-- Written instruction --
Check each line of the entries below for the string "зовут" and state how many lines have it, with no other text.

-- Input --
______
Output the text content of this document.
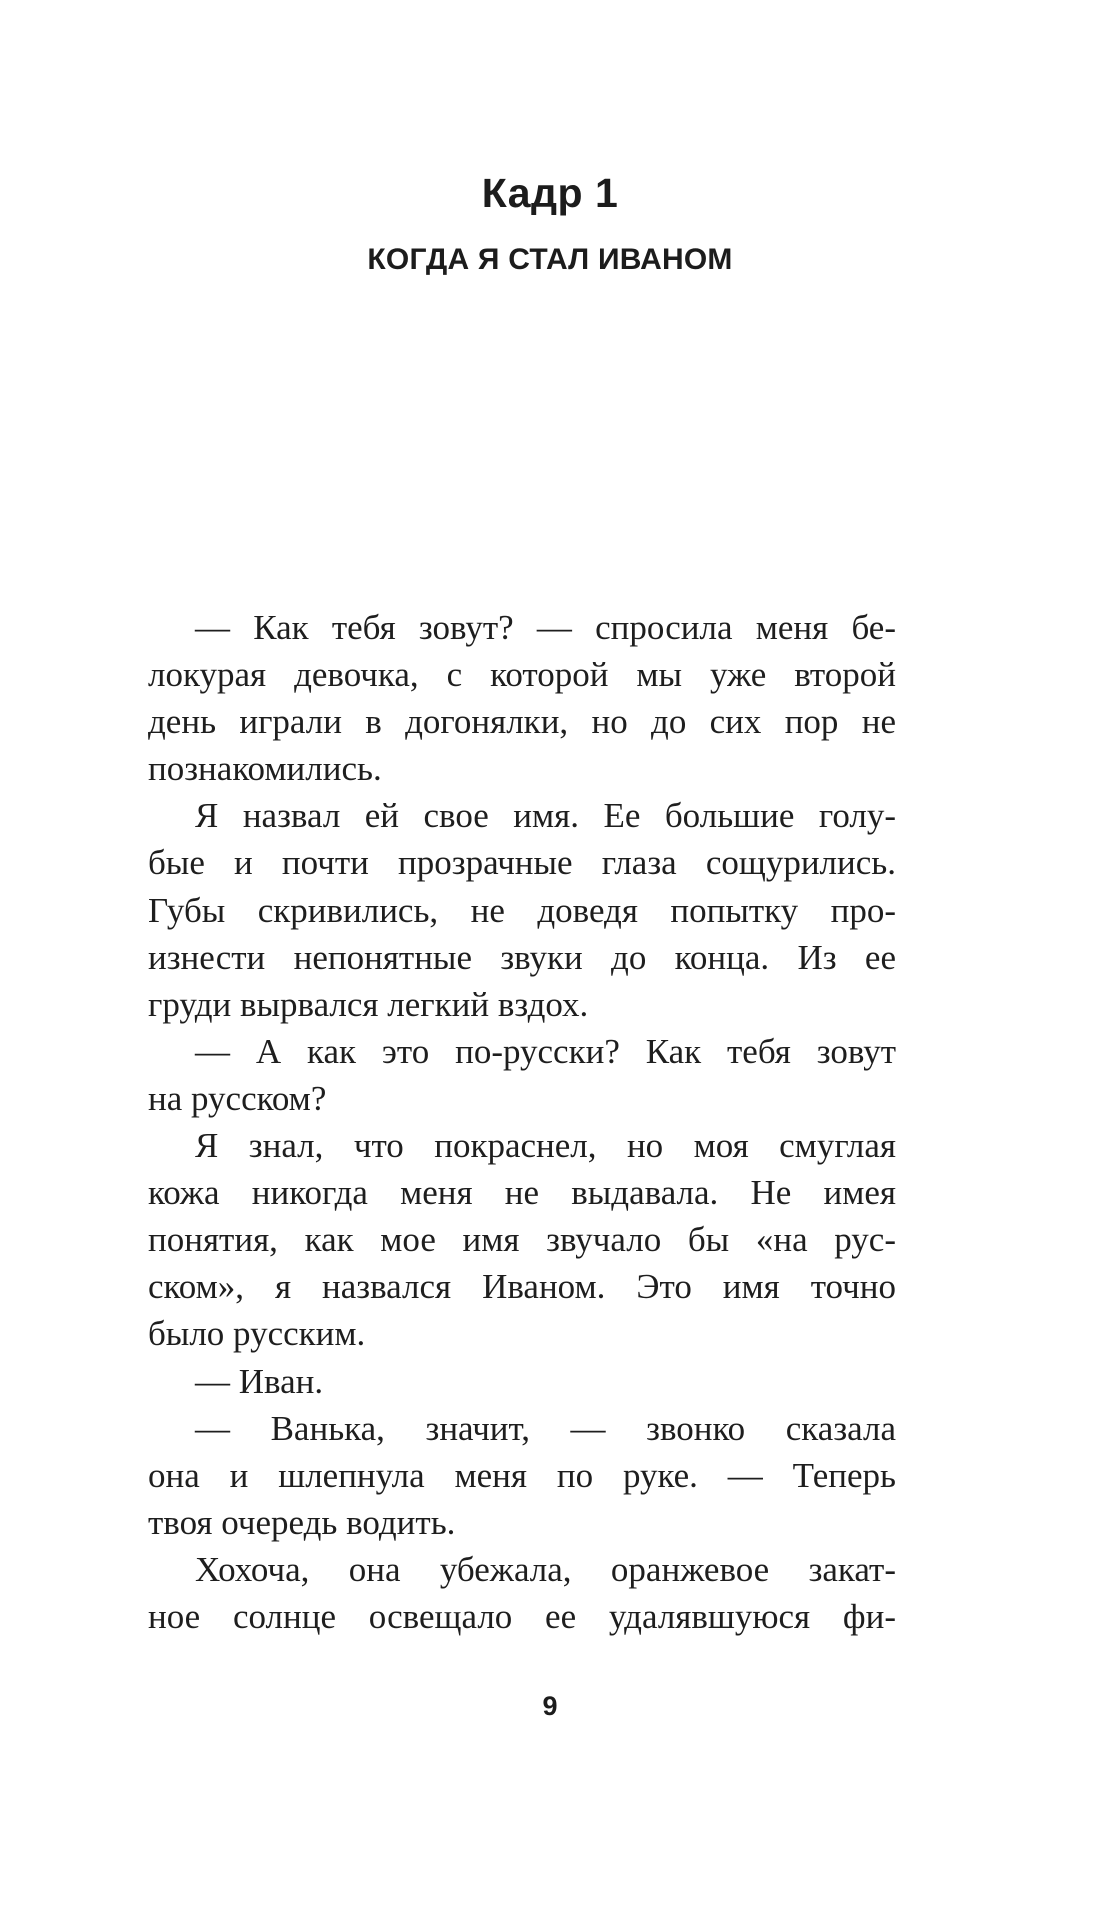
Кадр 1
КОГДА Я СТАЛ ИВАНОМ
— Как тебя зовут? — спросила меня бе-
локурая девочка, с которой мы уже второй
день играли в догонялки, но до сих пор не
познакомились.
Я назвал ей свое имя. Ее большие голу-
бые и почти прозрачные глаза сощурились.
Губы скривились, не доведя попытку про-
изнести непонятные звуки до конца. Из ее
груди вырвался легкий вздох.
— А как это по-русски? Как тебя зовут
на русском?
Я знал, что покраснел, но моя смуглая
кожа никогда меня не выдавала. Не имея
понятия, как мое имя звучало бы «на рус-
ском», я назвался Иваном. Это имя точно
было русским.
— Иван.
— Ванька, значит, — звонко сказала
она и шлепнула меня по руке. — Теперь
твоя очередь водить.
Хохоча, она убежала, оранжевое закат-
ное солнце освещало ее удалявшуюся фи-
9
______
-- Task answer --
2